— The task —
What number of lines hold the word "value"? State that number and nothing besides.

— Raw records —

════════════════

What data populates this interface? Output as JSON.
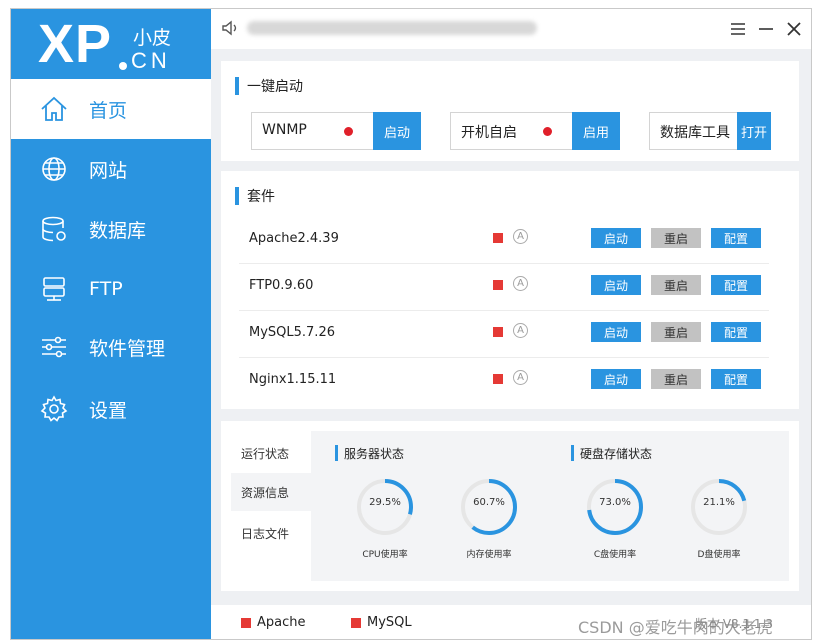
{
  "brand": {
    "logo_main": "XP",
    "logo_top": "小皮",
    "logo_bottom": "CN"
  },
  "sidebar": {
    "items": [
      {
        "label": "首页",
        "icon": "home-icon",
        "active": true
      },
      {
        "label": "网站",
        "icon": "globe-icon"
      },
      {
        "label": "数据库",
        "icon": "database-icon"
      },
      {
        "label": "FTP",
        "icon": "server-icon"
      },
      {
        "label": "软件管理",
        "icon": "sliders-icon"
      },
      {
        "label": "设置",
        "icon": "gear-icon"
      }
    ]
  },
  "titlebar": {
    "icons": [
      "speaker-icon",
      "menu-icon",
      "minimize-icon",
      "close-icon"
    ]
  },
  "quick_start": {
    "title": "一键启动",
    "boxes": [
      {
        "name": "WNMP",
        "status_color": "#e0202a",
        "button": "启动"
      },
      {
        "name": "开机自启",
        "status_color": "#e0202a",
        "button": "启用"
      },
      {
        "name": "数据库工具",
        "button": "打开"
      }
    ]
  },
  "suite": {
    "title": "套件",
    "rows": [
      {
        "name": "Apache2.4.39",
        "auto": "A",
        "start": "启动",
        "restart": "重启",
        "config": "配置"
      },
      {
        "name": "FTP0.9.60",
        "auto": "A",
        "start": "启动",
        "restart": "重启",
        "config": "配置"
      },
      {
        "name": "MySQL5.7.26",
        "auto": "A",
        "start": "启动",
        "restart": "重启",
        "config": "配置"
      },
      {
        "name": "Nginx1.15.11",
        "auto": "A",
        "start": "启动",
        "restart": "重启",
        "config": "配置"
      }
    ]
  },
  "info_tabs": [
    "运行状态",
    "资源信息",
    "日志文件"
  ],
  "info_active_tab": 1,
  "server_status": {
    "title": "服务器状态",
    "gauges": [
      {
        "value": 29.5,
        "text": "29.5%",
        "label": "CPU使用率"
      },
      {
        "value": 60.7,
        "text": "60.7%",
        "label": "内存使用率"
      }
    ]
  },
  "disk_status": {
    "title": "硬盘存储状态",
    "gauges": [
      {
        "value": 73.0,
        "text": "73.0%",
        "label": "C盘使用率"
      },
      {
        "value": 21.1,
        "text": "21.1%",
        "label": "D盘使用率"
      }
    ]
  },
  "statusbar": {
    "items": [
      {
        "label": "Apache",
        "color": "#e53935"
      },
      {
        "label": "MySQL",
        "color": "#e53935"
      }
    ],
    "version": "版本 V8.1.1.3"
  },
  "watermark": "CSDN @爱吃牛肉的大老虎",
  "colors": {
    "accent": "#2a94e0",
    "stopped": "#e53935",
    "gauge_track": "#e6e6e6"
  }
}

════════════════

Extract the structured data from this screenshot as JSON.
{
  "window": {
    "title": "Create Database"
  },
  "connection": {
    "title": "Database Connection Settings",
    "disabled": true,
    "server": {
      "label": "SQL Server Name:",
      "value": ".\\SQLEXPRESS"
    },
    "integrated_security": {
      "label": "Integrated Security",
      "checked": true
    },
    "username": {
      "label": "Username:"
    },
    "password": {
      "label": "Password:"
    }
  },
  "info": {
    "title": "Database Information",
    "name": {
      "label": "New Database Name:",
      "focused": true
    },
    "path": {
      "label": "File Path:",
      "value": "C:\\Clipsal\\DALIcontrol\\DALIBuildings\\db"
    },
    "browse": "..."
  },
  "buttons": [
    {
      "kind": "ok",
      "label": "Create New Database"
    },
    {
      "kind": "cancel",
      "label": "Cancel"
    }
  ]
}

════════════════

— Complete output —
6